## COMPLETE THE FOLLOWING
• A. Repeat the passage of the Engine Masters Challenge article starting with "By the time" and going on through "the EMC competition.", word for word.
• B. List every line in the rows that contains the string "annotation", matching its case exactly.

------ DOCUMENT EXCERPT ------

By the time this is published, the 2009 Engine Masters Challenge (EMC) will be history and the final results very likely posted all over the internet. Because this is being written as the engine is still being tested and before the competition takes place, I’ll do a followup article on the actual competition and what took place there. But in the meantime, here’s the short version of what was involved to get a Ford Y-Block engine readied for the EMC competition.
I had intentionally kept the displacement of this years EMC project under wraps as it was treading in some territory not normally being explored for a Y buildup. The original plan was for a four inch bore along with a four inch stroke to give a 403 CID. This combination likely would not have given the best overall score but was going to give some impressive peak numbers. After assembly, the four inch bore block broke in fine and running the engine up to 150 HP to seat the rings exhibitted no problems. It wasn’t until a low rpm full throttle pull was made that some water issues came to the forefront. These were only discovered after shutting the engine down and doing a general checkout. With the single dyno pull that was made, the block took a twist and that allowed water to seep in at each cylinder where the head gasket sealing ring comes off of the sleeves and onto the deck surface. The block had filler in it at both the tops and bottoms of the bores but to no avail. When the engine was disassembled, it became evident that the camshaft tunnel had also taken a serious twist thereby making the block unusable for any future work.

------ EXERCISE DATA ------

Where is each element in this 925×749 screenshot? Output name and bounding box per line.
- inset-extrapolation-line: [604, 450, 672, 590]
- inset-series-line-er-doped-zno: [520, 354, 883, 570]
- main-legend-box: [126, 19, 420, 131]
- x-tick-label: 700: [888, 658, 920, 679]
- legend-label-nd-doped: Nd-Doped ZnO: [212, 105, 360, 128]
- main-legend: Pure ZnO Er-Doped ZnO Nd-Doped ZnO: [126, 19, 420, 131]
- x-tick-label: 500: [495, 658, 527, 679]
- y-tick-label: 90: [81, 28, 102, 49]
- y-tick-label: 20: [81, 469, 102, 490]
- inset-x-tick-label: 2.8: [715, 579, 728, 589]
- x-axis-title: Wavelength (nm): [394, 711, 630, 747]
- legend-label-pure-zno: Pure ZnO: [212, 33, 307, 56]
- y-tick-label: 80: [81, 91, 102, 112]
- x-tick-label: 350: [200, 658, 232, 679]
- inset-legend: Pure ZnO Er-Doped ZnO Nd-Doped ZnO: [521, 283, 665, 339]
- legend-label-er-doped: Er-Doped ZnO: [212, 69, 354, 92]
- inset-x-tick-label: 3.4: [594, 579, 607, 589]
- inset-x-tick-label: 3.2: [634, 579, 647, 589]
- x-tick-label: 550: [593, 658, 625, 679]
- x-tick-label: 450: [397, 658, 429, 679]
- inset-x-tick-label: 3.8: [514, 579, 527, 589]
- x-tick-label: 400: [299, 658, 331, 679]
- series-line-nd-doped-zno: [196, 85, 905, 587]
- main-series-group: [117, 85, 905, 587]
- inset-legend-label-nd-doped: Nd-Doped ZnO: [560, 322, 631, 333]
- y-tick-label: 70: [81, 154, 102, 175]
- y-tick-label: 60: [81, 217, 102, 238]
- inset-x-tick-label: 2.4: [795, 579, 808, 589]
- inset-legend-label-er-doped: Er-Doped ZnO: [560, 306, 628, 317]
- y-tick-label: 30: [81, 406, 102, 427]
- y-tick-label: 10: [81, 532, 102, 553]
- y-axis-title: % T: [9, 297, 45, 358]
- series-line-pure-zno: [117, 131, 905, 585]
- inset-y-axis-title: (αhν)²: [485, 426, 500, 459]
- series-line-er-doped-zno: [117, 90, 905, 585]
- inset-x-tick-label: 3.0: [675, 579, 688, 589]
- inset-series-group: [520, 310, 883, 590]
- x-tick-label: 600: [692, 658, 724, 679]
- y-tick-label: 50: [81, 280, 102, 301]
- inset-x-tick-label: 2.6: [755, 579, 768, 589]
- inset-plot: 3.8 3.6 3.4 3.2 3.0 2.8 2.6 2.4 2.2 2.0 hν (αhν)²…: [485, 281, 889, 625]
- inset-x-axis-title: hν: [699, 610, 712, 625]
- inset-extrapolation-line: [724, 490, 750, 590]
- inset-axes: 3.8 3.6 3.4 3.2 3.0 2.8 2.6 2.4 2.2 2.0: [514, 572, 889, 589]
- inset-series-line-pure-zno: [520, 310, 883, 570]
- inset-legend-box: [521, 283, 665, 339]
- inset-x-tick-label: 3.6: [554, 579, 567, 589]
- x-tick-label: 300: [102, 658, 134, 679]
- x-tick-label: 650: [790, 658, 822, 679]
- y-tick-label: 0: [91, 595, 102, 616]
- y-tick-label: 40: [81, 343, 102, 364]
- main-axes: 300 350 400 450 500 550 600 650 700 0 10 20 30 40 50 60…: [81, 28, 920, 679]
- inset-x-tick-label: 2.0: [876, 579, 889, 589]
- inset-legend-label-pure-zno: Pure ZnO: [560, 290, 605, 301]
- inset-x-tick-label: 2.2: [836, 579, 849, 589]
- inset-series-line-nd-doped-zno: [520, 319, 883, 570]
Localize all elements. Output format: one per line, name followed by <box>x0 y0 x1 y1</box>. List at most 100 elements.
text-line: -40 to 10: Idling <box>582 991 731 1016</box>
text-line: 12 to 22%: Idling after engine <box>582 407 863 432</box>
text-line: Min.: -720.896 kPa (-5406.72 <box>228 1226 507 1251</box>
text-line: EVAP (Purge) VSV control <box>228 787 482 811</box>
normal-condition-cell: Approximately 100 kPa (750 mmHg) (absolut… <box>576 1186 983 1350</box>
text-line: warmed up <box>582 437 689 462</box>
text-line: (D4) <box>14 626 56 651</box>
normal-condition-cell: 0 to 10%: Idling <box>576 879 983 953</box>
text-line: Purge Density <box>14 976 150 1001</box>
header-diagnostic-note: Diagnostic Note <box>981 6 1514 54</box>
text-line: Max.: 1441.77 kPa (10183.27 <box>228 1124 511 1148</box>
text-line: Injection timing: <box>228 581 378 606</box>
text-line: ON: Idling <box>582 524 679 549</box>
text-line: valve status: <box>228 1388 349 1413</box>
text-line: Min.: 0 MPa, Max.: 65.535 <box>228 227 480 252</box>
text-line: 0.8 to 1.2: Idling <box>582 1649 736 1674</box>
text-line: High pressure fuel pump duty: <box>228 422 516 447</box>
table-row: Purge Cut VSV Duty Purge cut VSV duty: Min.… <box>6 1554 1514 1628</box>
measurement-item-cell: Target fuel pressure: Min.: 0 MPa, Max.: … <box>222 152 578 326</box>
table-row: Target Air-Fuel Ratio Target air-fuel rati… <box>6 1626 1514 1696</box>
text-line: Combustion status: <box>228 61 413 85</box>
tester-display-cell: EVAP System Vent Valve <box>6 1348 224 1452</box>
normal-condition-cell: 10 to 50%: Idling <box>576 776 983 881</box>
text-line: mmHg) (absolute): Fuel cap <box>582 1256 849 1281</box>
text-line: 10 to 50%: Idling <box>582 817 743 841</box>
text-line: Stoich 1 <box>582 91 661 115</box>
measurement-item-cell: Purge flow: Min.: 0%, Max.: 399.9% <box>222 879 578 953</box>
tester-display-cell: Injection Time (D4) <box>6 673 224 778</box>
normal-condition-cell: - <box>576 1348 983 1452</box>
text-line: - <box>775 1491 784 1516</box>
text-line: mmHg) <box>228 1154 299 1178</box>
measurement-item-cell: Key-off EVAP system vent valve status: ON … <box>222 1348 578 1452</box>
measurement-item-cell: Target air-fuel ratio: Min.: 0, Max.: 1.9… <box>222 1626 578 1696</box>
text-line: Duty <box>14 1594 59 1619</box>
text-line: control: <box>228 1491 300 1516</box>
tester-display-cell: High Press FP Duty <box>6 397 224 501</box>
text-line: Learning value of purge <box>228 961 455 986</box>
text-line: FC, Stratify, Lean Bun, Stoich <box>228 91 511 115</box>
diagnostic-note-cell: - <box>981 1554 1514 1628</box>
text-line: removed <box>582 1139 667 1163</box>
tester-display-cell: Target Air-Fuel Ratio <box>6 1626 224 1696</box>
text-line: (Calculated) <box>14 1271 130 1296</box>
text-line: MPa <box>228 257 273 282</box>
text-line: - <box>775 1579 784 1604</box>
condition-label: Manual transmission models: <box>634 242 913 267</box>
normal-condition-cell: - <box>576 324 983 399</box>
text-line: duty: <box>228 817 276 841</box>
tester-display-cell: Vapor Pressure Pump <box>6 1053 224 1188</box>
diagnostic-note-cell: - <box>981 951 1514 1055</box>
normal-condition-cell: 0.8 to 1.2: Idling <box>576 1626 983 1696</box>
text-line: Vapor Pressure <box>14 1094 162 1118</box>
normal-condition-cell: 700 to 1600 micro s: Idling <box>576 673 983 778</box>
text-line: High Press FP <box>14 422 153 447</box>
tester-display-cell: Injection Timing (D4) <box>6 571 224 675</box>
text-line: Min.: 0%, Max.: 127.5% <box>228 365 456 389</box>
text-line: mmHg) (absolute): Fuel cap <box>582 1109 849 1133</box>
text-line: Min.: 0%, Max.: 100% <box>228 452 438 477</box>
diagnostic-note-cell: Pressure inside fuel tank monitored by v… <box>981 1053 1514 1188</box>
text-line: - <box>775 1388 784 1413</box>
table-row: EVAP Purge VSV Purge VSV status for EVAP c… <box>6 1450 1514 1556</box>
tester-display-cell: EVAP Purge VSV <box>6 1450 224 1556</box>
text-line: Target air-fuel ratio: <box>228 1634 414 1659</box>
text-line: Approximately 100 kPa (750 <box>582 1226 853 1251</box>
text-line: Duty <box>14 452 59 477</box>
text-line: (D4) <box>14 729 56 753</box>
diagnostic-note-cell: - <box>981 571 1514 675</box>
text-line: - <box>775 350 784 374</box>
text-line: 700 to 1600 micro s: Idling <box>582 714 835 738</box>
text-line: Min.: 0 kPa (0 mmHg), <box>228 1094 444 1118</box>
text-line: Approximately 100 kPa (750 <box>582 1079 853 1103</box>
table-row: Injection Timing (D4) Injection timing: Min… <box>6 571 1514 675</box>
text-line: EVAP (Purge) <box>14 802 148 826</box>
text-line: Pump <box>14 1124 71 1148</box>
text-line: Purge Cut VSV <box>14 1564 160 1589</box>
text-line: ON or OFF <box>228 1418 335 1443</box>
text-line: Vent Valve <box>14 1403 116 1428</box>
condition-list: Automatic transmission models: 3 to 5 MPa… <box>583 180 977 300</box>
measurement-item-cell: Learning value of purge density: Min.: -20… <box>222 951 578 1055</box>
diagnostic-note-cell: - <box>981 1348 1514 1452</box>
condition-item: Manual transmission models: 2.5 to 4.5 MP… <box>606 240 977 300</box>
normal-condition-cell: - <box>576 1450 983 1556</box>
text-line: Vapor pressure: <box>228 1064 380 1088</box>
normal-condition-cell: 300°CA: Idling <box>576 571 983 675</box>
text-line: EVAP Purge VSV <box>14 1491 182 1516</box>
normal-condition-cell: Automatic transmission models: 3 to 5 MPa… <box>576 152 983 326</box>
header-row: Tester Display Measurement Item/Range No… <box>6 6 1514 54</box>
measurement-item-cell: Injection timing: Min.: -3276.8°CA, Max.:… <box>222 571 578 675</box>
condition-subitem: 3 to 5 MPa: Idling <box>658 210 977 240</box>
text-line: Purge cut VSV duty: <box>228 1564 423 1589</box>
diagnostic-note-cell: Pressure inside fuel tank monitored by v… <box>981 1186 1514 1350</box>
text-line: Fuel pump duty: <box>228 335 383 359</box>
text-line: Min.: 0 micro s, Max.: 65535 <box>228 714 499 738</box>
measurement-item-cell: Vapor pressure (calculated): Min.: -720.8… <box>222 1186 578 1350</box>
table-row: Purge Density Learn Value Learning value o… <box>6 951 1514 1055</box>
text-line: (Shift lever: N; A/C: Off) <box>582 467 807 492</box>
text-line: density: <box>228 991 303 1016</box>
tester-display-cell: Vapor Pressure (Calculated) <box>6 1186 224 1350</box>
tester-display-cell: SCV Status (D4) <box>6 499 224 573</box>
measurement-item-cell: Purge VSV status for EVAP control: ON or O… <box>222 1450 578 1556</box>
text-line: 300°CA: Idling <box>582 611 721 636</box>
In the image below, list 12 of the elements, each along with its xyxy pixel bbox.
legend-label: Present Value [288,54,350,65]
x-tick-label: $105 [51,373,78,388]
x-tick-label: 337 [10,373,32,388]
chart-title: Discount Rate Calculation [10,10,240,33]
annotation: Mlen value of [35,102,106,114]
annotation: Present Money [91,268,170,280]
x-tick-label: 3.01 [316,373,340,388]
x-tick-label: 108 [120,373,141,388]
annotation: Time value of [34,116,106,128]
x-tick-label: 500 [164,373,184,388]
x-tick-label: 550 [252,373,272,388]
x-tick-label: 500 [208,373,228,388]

------

## TASK-BY-TASK SOLUTIONS
• A.
By the time this is published, the 2009 Engine Masters Challenge (EMC) will be history and the final results very likely posted all over the internet. Because this is being written as the engine is still being tested and before the competition takes place, I’ll do a followup article on the actual competition and what took place there. But in the meantime, here’s the short version of what was involved to get a Ford Y-Block engine readied for the EMC competition.

• B.
annotation: Mlen value of [35,102,106,114]
annotation: Present Money [91,268,170,280]
annotation: Time value of [34,116,106,128]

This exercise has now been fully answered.